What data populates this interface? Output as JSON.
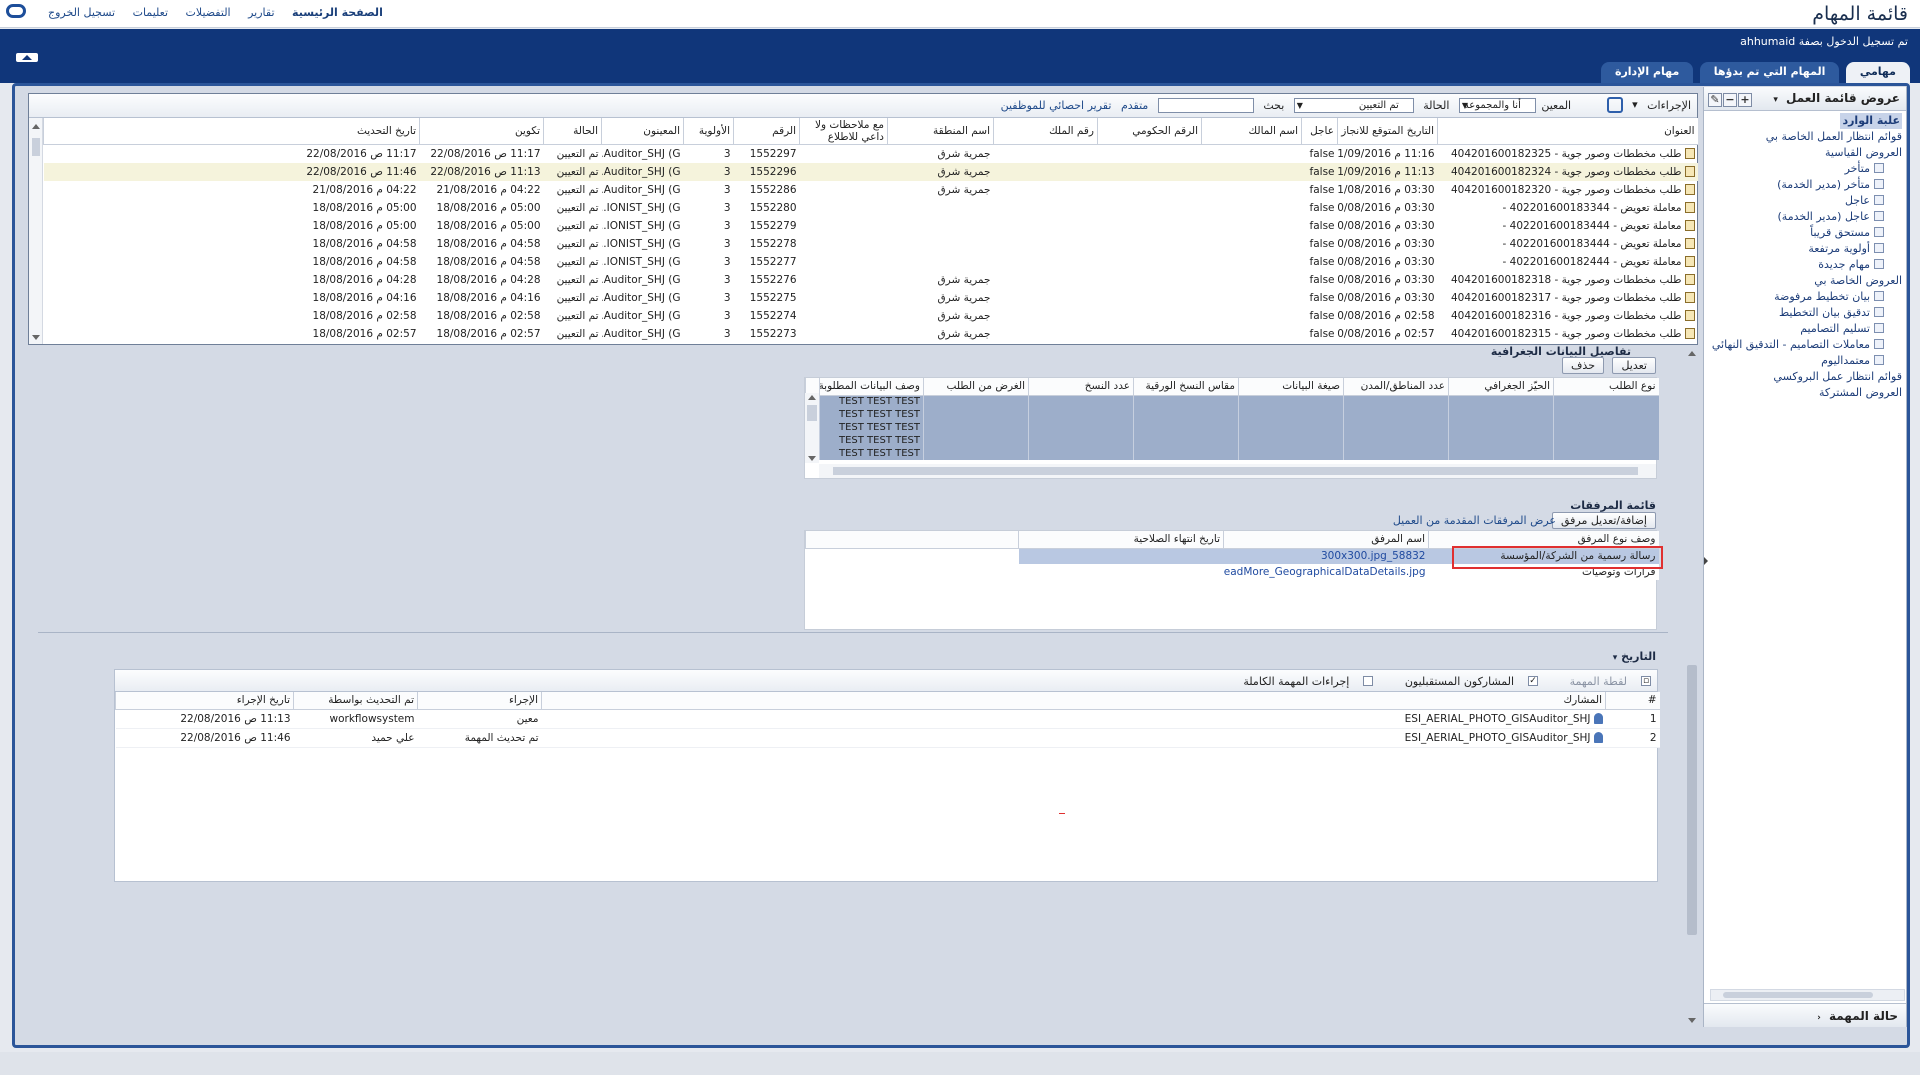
{
  "header": {
    "app_title": "قائمة المهام",
    "nav": [
      "الصفحة الرئيسية",
      "تقارير",
      "التفضيلات",
      "تعليمات",
      "تسجيل الخروج"
    ],
    "login_text": "تم تسجيل الدخول بصفة ahhumaid"
  },
  "tabs": [
    "مهامي",
    "المهام التي تم بدؤها",
    "مهام الإدارة"
  ],
  "right_panel": {
    "title": "عروض قائمة العمل",
    "inbox": "علبة الوارد",
    "my_work_queues": "قوائم انتظار العمل الخاصة بي",
    "standard_views": "العروض القياسية",
    "standard_items": [
      "متأخر",
      "متأخر (مدير الخدمة)",
      "عاجل",
      "عاجل (مدير الخدمة)",
      "مستحق قريباً",
      "أولوية مرتفعة",
      "مهام جديدة"
    ],
    "my_views": "العروض الخاصة بي",
    "my_items": [
      "بيان تخطيط مرفوضة",
      "تدقيق بيان التخطيط",
      "تسليم التصاميم",
      "معاملات التصاميم - التدقيق النهائي",
      "معتمداليوم"
    ],
    "proxy_queues": "قوائم انتظار عمل البروكسي",
    "shared_views": "العروض المشتركة",
    "footer": "حالة المهمة"
  },
  "task_toolbar": {
    "actions": "الإجراءات",
    "assignee_label": "المعين",
    "assignee_value": "أنا والمجموعة",
    "status_label": "الحالة",
    "status_value": "تم التعيين",
    "search_label": "بحث",
    "advanced": "متقدم",
    "stats_report": "تقرير احصائي للموظفين"
  },
  "task_columns": [
    "العنوان",
    "التاريخ المتوقع للانجاز",
    "عاجل",
    "اسم المالك",
    "الرقم الحكومي",
    "رقم الملك",
    "اسم المنطقة",
    "مع ملاحظات ولا داعي للاطلاع",
    "الرقم",
    "الأولوية",
    "المعينون",
    "الحالة",
    "تكوين",
    "تاريخ التحديث"
  ],
  "tasks": [
    [
      "طلب مخططات وصور جوية - 404201600182325",
      "11:16 م 01/09/2016",
      "false",
      "",
      "",
      "",
      "جمرية شرق",
      "",
      "1552297",
      "3",
      "Auditor_SHJ (G...",
      "تم التعيين",
      "11:17 ص 22/08/2016",
      "11:17 ص 22/08/2016"
    ],
    [
      "طلب مخططات وصور جوية - 404201600182324",
      "11:13 م 01/09/2016",
      "false",
      "",
      "",
      "",
      "جمرية شرق",
      "",
      "1552296",
      "3",
      "Auditor_SHJ (G...",
      "تم التعيين",
      "11:13 ص 22/08/2016",
      "11:46 ص 22/08/2016"
    ],
    [
      "طلب مخططات وصور جوية - 404201600182320",
      "03:30 م 31/08/2016",
      "false",
      "",
      "",
      "",
      "جمرية شرق",
      "",
      "1552286",
      "3",
      "Auditor_SHJ (G...",
      "تم التعيين",
      "04:22 م 21/08/2016",
      "04:22 م 21/08/2016"
    ],
    [
      "معاملة تعويض - 402201600183344 -",
      "03:30 م 30/08/2016",
      "false",
      "",
      "",
      "",
      "",
      "",
      "1552280",
      "3",
      "IONIST_SHJ (G...",
      "تم التعيين",
      "05:00 م 18/08/2016",
      "05:00 م 18/08/2016"
    ],
    [
      "معاملة تعويض - 402201600183444 -",
      "03:30 م 30/08/2016",
      "false",
      "",
      "",
      "",
      "",
      "",
      "1552279",
      "3",
      "IONIST_SHJ (G...",
      "تم التعيين",
      "05:00 م 18/08/2016",
      "05:00 م 18/08/2016"
    ],
    [
      "معاملة تعويض - 402201600183444 -",
      "03:30 م 30/08/2016",
      "false",
      "",
      "",
      "",
      "",
      "",
      "1552278",
      "3",
      "IONIST_SHJ (G...",
      "تم التعيين",
      "04:58 م 18/08/2016",
      "04:58 م 18/08/2016"
    ],
    [
      "معاملة تعويض - 402201600182444 -",
      "03:30 م 30/08/2016",
      "false",
      "",
      "",
      "",
      "",
      "",
      "1552277",
      "3",
      "IONIST_SHJ (G...",
      "تم التعيين",
      "04:58 م 18/08/2016",
      "04:58 م 18/08/2016"
    ],
    [
      "طلب مخططات وصور جوية - 404201600182318",
      "03:30 م 30/08/2016",
      "false",
      "",
      "",
      "",
      "جمرية شرق",
      "",
      "1552276",
      "3",
      "Auditor_SHJ (G...",
      "تم التعيين",
      "04:28 م 18/08/2016",
      "04:28 م 18/08/2016"
    ],
    [
      "طلب مخططات وصور جوية - 404201600182317",
      "03:30 م 30/08/2016",
      "false",
      "",
      "",
      "",
      "جمرية شرق",
      "",
      "1552275",
      "3",
      "Auditor_SHJ (G...",
      "تم التعيين",
      "04:16 م 18/08/2016",
      "04:16 م 18/08/2016"
    ],
    [
      "طلب مخططات وصور جوية - 404201600182316",
      "02:58 م 30/08/2016",
      "false",
      "",
      "",
      "",
      "جمرية شرق",
      "",
      "1552274",
      "3",
      "Auditor_SHJ (G...",
      "تم التعيين",
      "02:58 م 18/08/2016",
      "02:58 م 18/08/2016"
    ],
    [
      "طلب مخططات وصور جوية - 404201600182315",
      "02:57 م 30/08/2016",
      "false",
      "",
      "",
      "",
      "جمرية شرق",
      "",
      "1552273",
      "3",
      "Auditor_SHJ (G...",
      "تم التعيين",
      "02:57 م 18/08/2016",
      "02:57 م 18/08/2016"
    ]
  ],
  "geo": {
    "title": "تفاصيل البيانات الجغرافية",
    "edit": "تعديل",
    "delete": "حذف",
    "columns": [
      "نوع الطلب",
      "الحيّز الجغرافي",
      "عدد المناطق/المدن",
      "صيغة البيانات",
      "مقاس النسخ الورقية",
      "عدد النسخ",
      "الغرض من الطلب",
      "وصف البيانات المطلوبة"
    ],
    "rows": [
      "TEST TEST TEST",
      "TEST TEST TEST",
      "TEST TEST TEST",
      "TEST TEST TEST",
      "TEST TEST TEST"
    ]
  },
  "attachments": {
    "title": "قائمة المرفقات",
    "add_btn": "إضافة/تعديل مرفق",
    "client_link": "عرض المرفقات المقدمة من العميل",
    "columns": [
      "وصف نوع المرفق",
      "اسم المرفق",
      "تاريخ انتهاء الصلاحية"
    ],
    "rows": [
      [
        "رسالة رسمية من الشركة/المؤسسة",
        "300x300.jpg_58832",
        ""
      ],
      [
        "قرارات وتوصيات",
        "ReadMore_GeographicalDataDetails.jpg",
        ""
      ]
    ]
  },
  "history": {
    "title": "التاريخ",
    "snapshot": "لقطة المهمة",
    "future": "المشاركون المستقبليون",
    "full_actions": "إجراءات المهمة الكاملة",
    "columns": [
      "#",
      "المشارك",
      "الإجراء",
      "تم التحديث بواسطة",
      "تاريخ الإجراء"
    ],
    "rows": [
      [
        "1",
        "ESI_AERIAL_PHOTO_GISAuditor_SHJ",
        "معين",
        "workflowsystem",
        "11:13 ص 22/08/2016"
      ],
      [
        "2",
        "ESI_AERIAL_PHOTO_GISAuditor_SHJ",
        "تم تحديث المهمة",
        "علي حميد",
        "11:46 ص 22/08/2016"
      ]
    ]
  }
}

-*-

Reproduce every record word for word. The copy must contain no pictures.

What data populates this interface? Output as JSON.
{
  "header": {
    "app_title": "قائمة المهام",
    "nav": [
      "الصفحة الرئيسية",
      "تقارير",
      "التفضيلات",
      "تعليمات",
      "تسجيل الخروج"
    ],
    "login_text": "تم تسجيل الدخول بصفة ahhumaid"
  },
  "tabs": [
    "مهامي",
    "المهام التي تم بدؤها",
    "مهام الإدارة"
  ],
  "right_panel": {
    "title": "عروض قائمة العمل",
    "inbox": "علبة الوارد",
    "my_work_queues": "قوائم انتظار العمل الخاصة بي",
    "standard_views": "العروض القياسية",
    "standard_items": [
      "متأخر",
      "متأخر (مدير الخدمة)",
      "عاجل",
      "عاجل (مدير الخدمة)",
      "مستحق قريباً",
      "أولوية مرتفعة",
      "مهام جديدة"
    ],
    "my_views": "العروض الخاصة بي",
    "my_items": [
      "بيان تخطيط مرفوضة",
      "تدقيق بيان التخطيط",
      "تسليم التصاميم",
      "معاملات التصاميم - التدقيق النهائي",
      "معتمداليوم"
    ],
    "proxy_queues": "قوائم انتظار عمل البروكسي",
    "shared_views": "العروض المشتركة",
    "footer": "حالة المهمة"
  },
  "task_toolbar": {
    "actions": "الإجراءات",
    "assignee_label": "المعين",
    "assignee_value": "أنا والمجموعة",
    "status_label": "الحالة",
    "status_value": "تم التعيين",
    "search_label": "بحث",
    "advanced": "متقدم",
    "stats_report": "تقرير احصائي للموظفين"
  },
  "task_columns": [
    "العنوان",
    "التاريخ المتوقع للانجاز",
    "عاجل",
    "اسم المالك",
    "الرقم الحكومي",
    "رقم الملك",
    "اسم المنطقة",
    "مع ملاحظات ولا داعي للاطلاع",
    "الرقم",
    "الأولوية",
    "المعينون",
    "الحالة",
    "تكوين",
    "تاريخ التحديث"
  ],
  "tasks": [
    [
      "طلب مخططات وصور جوية - 404201600182325",
      "11:16 م 01/09/2016",
      "false",
      "",
      "",
      "",
      "جمرية شرق",
      "",
      "1552297",
      "3",
      "Auditor_SHJ (G...",
      "تم التعيين",
      "11:17 ص 22/08/2016",
      "11:17 ص 22/08/2016"
    ],
    [
      "طلب مخططات وصور جوية - 404201600182324",
      "11:13 م 01/09/2016",
      "false",
      "",
      "",
      "",
      "جمرية شرق",
      "",
      "1552296",
      "3",
      "Auditor_SHJ (G...",
      "تم التعيين",
      "11:13 ص 22/08/2016",
      "11:46 ص 22/08/2016"
    ],
    [
      "طلب مخططات وصور جوية - 404201600182320",
      "03:30 م 31/08/2016",
      "false",
      "",
      "",
      "",
      "جمرية شرق",
      "",
      "1552286",
      "3",
      "Auditor_SHJ (G...",
      "تم التعيين",
      "04:22 م 21/08/2016",
      "04:22 م 21/08/2016"
    ],
    [
      "معاملة تعويض - 402201600183344 -",
      "03:30 م 30/08/2016",
      "false",
      "",
      "",
      "",
      "",
      "",
      "1552280",
      "3",
      "IONIST_SHJ (G...",
      "تم التعيين",
      "05:00 م 18/08/2016",
      "05:00 م 18/08/2016"
    ],
    [
      "معاملة تعويض - 402201600183444 -",
      "03:30 م 30/08/2016",
      "false",
      "",
      "",
      "",
      "",
      "",
      "1552279",
      "3",
      "IONIST_SHJ (G...",
      "تم التعيين",
      "05:00 م 18/08/2016",
      "05:00 م 18/08/2016"
    ],
    [
      "معاملة تعويض - 402201600183444 -",
      "03:30 م 30/08/2016",
      "false",
      "",
      "",
      "",
      "",
      "",
      "1552278",
      "3",
      "IONIST_SHJ (G...",
      "تم التعيين",
      "04:58 م 18/08/2016",
      "04:58 م 18/08/2016"
    ],
    [
      "معاملة تعويض - 402201600182444 -",
      "03:30 م 30/08/2016",
      "false",
      "",
      "",
      "",
      "",
      "",
      "1552277",
      "3",
      "IONIST_SHJ (G...",
      "تم التعيين",
      "04:58 م 18/08/2016",
      "04:58 م 18/08/2016"
    ],
    [
      "طلب مخططات وصور جوية - 404201600182318",
      "03:30 م 30/08/2016",
      "false",
      "",
      "",
      "",
      "جمرية شرق",
      "",
      "1552276",
      "3",
      "Auditor_SHJ (G...",
      "تم التعيين",
      "04:28 م 18/08/2016",
      "04:28 م 18/08/2016"
    ],
    [
      "طلب مخططات وصور جوية - 404201600182317",
      "03:30 م 30/08/2016",
      "false",
      "",
      "",
      "",
      "جمرية شرق",
      "",
      "1552275",
      "3",
      "Auditor_SHJ (G...",
      "تم التعيين",
      "04:16 م 18/08/2016",
      "04:16 م 18/08/2016"
    ],
    [
      "طلب مخططات وصور جوية - 404201600182316",
      "02:58 م 30/08/2016",
      "false",
      "",
      "",
      "",
      "جمرية شرق",
      "",
      "1552274",
      "3",
      "Auditor_SHJ (G...",
      "تم التعيين",
      "02:58 م 18/08/2016",
      "02:58 م 18/08/2016"
    ],
    [
      "طلب مخططات وصور جوية - 404201600182315",
      "02:57 م 30/08/2016",
      "false",
      "",
      "",
      "",
      "جمرية شرق",
      "",
      "1552273",
      "3",
      "Auditor_SHJ (G...",
      "تم التعيين",
      "02:57 م 18/08/2016",
      "02:57 م 18/08/2016"
    ]
  ],
  "geo": {
    "title": "تفاصيل البيانات الجغرافية",
    "edit": "تعديل",
    "delete": "حذف",
    "columns": [
      "نوع الطلب",
      "الحيّز الجغرافي",
      "عدد المناطق/المدن",
      "صيغة البيانات",
      "مقاس النسخ الورقية",
      "عدد النسخ",
      "الغرض من الطلب",
      "وصف البيانات المطلوبة"
    ],
    "rows": [
      "TEST TEST TEST",
      "TEST TEST TEST",
      "TEST TEST TEST",
      "TEST TEST TEST",
      "TEST TEST TEST"
    ]
  },
  "attachments": {
    "title": "قائمة المرفقات",
    "add_btn": "إضافة/تعديل مرفق",
    "client_link": "عرض المرفقات المقدمة من العميل",
    "columns": [
      "وصف نوع المرفق",
      "اسم المرفق",
      "تاريخ انتهاء الصلاحية"
    ],
    "rows": [
      [
        "رسالة رسمية من الشركة/المؤسسة",
        "300x300.jpg_58832",
        ""
      ],
      [
        "قرارات وتوصيات",
        "ReadMore_GeographicalDataDetails.jpg",
        ""
      ]
    ]
  },
  "history": {
    "title": "التاريخ",
    "snapshot": "لقطة المهمة",
    "future": "المشاركون المستقبليون",
    "full_actions": "إجراءات المهمة الكاملة",
    "columns": [
      "#",
      "المشارك",
      "الإجراء",
      "تم التحديث بواسطة",
      "تاريخ الإجراء"
    ],
    "rows": [
      [
        "1",
        "ESI_AERIAL_PHOTO_GISAuditor_SHJ",
        "معين",
        "workflowsystem",
        "11:13 ص 22/08/2016"
      ],
      [
        "2",
        "ESI_AERIAL_PHOTO_GISAuditor_SHJ",
        "تم تحديث المهمة",
        "علي حميد",
        "11:46 ص 22/08/2016"
      ]
    ]
  }
}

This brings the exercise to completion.